TEXTAUSZUG:
● ● ● ● ● ● ●
Um 16.30 h macht sich der Laufhaufen nach einer ausgedehnten Mittagspause auf Richtung Gelnhausen. Die Pause wird sehr unterschiedlich genutzt, aber eins ist wohl allen Arten gleich: Ruhe und Regeneration stehen im Vordergrund. Einige verdrücken sich lieber in die Halle, andere (wir gehören nach Möglichkeit immer zu diesen „anderen“) liegen auf der Wiese bzw. in den mitgebrachten Wohnmobilen oder sitzen auf Festzeltbänken vorm Van von Jochen, der einen Fernseher hingestellt hat, um der laufenden WM (Fußball, nicht Leichtathletik) Tribut zu zollen. Essen (Nudelsuppe, belegte Brötchen, Wurst und ... na???? natürlich KUCHEN) und Trinken gibt’s reichlich zu kaufen, so daß man sich wirklich rundum pudelwohl und bestens aufgehoben fühlen kann. Die Samstagsnachmittagsetappe mit Namen „Schneewittchen“ hat es dann schon ein bißchen in sich: 131 m rauf und 135 m runter hat die Pulsuhr eines Mitläufers angezeigt, die, barometrisch, außer dem Puls auch die Höhenunterschiede auf der zurückgelegten Strecke aufzeichnet. Man beendet den Lauf, der über verschiedenste Beläge führte, auf einer Tartanbahn, begibt sich dann unter die Dusche und evtl. noch zur (in allen Zielorten kostenlos angebotenen) Massage – und dann heißt es „Pasta fassen“ – in der Stadthalle findet die abendliche Nudelparty statt, die mit einer Tombola, auf der es auch immer Freistarts für das kommende Jahr zu gewinnen gibt, sowie Sanges- und Tanzeinlagen auch in diesem Jahr wieder aufgelockert wurde. Damit alle die nötige Nachtruhe bekommen, endet „das große Fressen“ um 22 h.
● ● ● ● ● ● ●
DATENTEIL:

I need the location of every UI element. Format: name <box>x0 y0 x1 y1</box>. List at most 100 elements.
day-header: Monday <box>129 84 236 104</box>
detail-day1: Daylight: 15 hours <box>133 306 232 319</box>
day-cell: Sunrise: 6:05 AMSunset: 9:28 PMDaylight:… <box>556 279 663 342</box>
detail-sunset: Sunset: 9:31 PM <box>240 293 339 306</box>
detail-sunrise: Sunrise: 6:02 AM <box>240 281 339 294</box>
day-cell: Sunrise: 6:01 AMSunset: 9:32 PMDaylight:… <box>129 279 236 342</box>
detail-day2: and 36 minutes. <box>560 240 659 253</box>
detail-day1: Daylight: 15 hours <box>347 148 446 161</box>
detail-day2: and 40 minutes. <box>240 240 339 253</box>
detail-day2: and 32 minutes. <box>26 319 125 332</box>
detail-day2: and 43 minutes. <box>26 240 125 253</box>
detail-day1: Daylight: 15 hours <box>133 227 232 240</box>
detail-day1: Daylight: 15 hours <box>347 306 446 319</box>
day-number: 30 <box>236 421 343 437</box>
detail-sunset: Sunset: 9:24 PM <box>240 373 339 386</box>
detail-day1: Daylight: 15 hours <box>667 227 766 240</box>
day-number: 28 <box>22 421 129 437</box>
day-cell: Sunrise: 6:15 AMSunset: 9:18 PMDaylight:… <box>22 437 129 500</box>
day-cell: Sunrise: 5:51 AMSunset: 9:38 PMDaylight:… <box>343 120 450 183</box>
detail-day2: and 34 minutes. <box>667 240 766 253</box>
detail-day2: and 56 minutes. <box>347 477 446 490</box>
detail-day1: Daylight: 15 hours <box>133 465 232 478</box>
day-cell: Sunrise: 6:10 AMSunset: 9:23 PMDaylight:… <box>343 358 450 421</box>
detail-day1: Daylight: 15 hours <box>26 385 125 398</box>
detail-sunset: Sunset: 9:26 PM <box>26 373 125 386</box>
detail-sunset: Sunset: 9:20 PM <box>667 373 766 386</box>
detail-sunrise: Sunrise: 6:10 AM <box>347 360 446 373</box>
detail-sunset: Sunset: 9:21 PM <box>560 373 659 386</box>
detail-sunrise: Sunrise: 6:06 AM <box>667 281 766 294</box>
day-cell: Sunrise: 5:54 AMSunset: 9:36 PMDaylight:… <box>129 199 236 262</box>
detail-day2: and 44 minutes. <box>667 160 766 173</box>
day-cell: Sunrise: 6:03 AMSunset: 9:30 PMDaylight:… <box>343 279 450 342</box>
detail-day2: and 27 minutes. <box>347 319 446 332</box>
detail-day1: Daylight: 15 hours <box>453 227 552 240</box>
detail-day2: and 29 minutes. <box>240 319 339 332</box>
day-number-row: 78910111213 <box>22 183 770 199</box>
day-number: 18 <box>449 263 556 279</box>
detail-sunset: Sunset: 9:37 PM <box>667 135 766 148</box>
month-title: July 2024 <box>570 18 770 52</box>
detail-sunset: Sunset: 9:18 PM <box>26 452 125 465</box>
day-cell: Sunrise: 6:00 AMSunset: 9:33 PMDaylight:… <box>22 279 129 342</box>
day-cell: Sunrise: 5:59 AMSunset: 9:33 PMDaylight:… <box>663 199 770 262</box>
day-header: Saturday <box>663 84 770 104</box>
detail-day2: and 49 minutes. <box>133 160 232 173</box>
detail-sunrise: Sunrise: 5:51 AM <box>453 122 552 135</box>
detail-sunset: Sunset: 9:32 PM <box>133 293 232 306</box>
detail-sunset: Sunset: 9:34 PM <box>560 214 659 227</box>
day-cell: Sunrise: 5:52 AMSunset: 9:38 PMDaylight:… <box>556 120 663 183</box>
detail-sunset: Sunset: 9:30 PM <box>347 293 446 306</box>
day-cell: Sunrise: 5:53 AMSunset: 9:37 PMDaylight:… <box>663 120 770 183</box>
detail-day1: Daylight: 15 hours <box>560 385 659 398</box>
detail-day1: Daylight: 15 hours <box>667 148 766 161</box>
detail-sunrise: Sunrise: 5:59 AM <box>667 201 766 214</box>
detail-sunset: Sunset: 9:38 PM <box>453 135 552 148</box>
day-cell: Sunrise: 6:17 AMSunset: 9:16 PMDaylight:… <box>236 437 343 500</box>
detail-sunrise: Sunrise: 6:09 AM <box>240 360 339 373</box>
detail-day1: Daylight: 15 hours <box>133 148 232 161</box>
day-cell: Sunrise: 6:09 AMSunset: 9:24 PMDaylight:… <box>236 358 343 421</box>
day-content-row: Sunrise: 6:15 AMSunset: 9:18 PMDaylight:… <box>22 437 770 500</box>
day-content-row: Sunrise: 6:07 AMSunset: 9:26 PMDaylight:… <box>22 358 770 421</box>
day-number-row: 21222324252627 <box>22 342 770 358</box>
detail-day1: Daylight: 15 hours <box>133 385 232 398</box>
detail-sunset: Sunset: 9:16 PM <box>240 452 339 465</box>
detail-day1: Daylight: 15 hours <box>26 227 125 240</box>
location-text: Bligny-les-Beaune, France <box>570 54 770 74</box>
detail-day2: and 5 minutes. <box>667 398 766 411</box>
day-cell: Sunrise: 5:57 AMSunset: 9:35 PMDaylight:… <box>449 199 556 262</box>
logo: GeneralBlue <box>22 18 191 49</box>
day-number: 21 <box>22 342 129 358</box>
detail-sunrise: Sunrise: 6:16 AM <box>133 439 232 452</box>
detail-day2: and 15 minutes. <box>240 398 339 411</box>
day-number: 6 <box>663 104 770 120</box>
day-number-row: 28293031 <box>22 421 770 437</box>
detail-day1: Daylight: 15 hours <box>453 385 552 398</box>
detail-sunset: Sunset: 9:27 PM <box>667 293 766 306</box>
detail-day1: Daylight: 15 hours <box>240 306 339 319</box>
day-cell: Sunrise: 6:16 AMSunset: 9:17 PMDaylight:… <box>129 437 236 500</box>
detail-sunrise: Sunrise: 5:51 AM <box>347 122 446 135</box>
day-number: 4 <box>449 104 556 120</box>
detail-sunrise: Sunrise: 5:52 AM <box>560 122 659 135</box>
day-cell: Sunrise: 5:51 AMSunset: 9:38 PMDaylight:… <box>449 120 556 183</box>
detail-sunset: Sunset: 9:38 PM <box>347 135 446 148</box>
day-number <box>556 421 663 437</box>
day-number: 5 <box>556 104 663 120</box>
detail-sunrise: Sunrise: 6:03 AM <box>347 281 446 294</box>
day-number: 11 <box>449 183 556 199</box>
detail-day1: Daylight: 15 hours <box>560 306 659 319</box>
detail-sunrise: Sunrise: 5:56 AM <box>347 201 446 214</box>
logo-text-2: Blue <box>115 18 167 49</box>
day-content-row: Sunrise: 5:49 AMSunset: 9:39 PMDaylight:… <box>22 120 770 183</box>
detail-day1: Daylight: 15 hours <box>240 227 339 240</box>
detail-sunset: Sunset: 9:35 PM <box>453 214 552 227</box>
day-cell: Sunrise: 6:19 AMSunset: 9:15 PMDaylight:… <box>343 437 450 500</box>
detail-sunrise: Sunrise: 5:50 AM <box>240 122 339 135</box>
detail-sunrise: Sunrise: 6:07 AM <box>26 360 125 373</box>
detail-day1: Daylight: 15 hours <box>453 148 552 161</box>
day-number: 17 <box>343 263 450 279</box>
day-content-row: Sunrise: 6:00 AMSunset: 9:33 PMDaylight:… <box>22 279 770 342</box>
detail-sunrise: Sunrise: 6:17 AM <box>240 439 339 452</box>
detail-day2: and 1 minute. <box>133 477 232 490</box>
● ● ● ● ● ● ●
AUFGABE:
Zähle bitte alle Speisen auf, die laut dem Textauszug während der Mittagspause zu kaufen sind.

ERGEBNIS:
Nudelsuppe, belegte Brötchen, Wurst, Kuchen